Go through the data below. Pull out every line that has the word "заменить".

Raw records >>
========================================================================
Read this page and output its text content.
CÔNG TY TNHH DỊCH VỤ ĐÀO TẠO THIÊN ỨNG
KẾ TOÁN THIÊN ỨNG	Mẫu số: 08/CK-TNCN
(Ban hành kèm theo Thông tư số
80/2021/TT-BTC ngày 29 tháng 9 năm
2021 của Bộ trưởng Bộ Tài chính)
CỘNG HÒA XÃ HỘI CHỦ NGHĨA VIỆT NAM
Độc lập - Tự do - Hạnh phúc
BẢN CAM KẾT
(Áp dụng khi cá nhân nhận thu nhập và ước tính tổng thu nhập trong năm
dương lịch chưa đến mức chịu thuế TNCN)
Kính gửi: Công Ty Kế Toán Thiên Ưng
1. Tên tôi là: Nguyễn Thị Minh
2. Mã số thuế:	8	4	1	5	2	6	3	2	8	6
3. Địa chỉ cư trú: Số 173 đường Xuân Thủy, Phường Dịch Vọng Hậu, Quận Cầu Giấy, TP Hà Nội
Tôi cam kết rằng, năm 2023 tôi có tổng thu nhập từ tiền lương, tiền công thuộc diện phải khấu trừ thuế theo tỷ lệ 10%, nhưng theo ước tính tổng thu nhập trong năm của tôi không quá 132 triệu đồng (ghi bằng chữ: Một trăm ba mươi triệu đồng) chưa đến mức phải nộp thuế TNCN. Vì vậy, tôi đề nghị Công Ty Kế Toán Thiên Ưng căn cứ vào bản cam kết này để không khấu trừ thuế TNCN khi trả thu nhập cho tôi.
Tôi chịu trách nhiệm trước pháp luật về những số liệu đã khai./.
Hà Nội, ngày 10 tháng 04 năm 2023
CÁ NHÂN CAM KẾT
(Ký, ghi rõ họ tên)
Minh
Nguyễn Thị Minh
========================================================================
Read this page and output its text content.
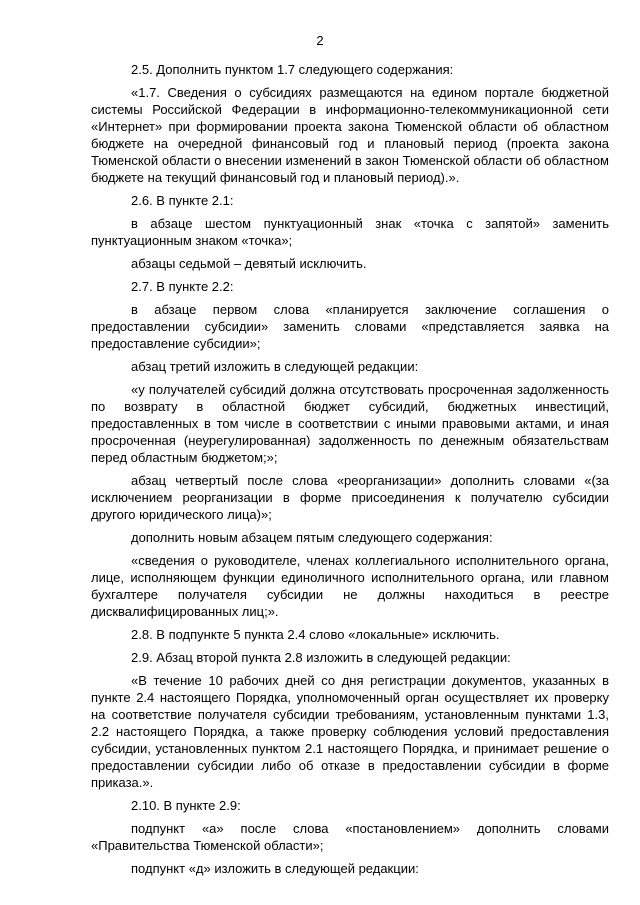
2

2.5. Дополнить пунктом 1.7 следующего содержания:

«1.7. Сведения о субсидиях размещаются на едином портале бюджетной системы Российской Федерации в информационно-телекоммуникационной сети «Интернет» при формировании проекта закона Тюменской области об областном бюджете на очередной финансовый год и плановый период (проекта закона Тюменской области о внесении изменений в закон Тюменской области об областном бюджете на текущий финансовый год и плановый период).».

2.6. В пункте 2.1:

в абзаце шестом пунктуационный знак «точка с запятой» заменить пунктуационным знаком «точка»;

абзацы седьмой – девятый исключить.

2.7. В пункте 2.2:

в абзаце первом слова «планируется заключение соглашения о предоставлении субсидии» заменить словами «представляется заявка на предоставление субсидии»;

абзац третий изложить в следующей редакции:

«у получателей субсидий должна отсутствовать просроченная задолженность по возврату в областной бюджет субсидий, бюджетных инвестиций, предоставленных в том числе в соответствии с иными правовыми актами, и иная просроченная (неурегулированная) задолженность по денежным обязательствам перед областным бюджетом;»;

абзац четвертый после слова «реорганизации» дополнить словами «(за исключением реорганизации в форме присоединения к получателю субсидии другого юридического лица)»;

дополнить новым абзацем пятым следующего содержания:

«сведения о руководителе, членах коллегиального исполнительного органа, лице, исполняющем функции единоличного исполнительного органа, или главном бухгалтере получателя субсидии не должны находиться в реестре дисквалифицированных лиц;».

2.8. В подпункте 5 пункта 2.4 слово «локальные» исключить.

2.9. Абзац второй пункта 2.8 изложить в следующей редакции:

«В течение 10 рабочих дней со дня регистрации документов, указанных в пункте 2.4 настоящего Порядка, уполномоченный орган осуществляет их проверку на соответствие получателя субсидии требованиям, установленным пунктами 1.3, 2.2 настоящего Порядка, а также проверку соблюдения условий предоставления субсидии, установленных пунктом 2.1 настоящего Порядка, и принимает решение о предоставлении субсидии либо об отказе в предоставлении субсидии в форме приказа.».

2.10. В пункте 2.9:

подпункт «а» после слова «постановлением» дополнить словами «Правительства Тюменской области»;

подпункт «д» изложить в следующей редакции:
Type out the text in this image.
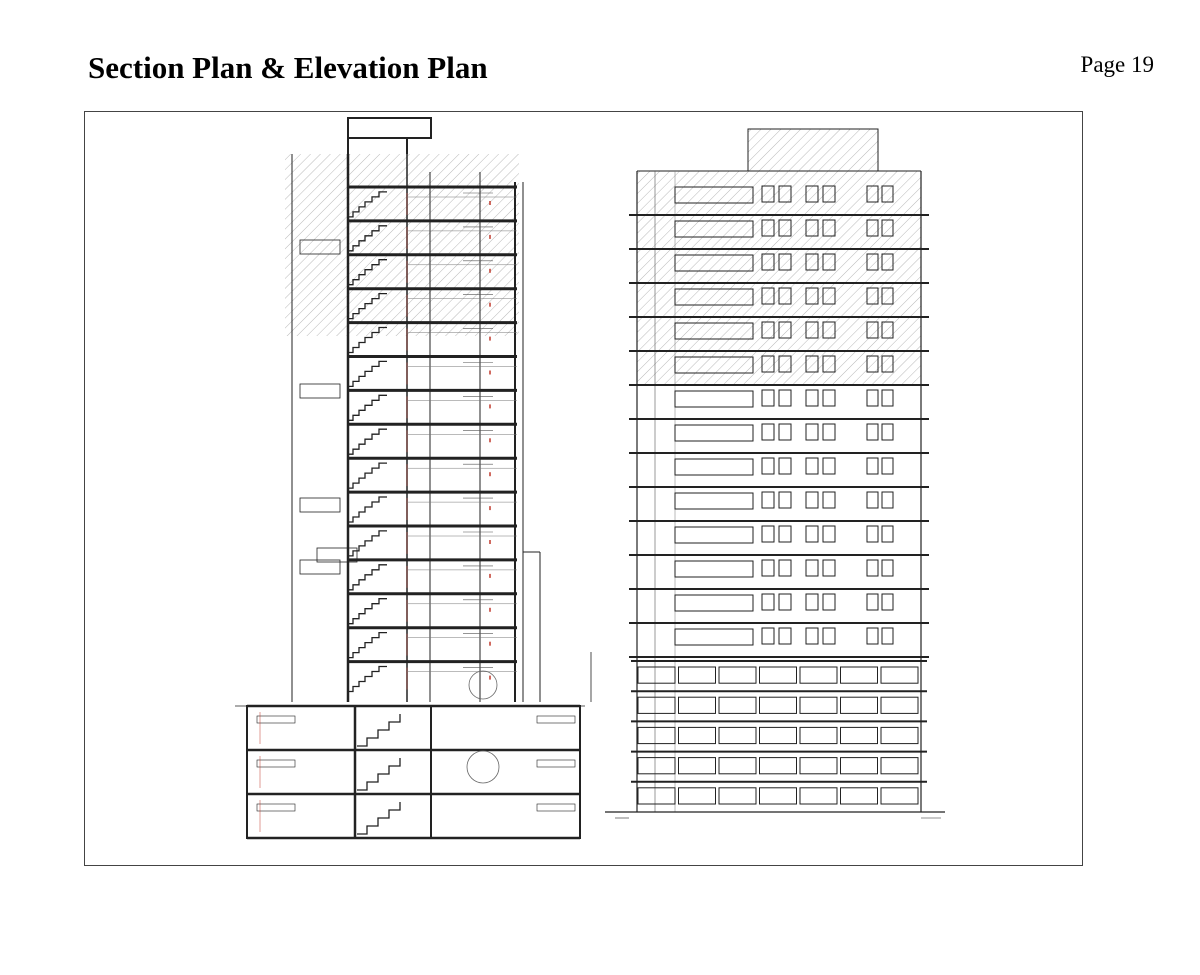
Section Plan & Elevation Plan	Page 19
========================================================================
Problem solution >>
в абзаце шестом пунктуационный знак «точка с запятой» заменить пунктуационным знаком «точка»;
в абзаце первом слова «планируется заключение соглашения о предоставлении субсидии» заменить словами «представляется заявка на предоставление субсидии»;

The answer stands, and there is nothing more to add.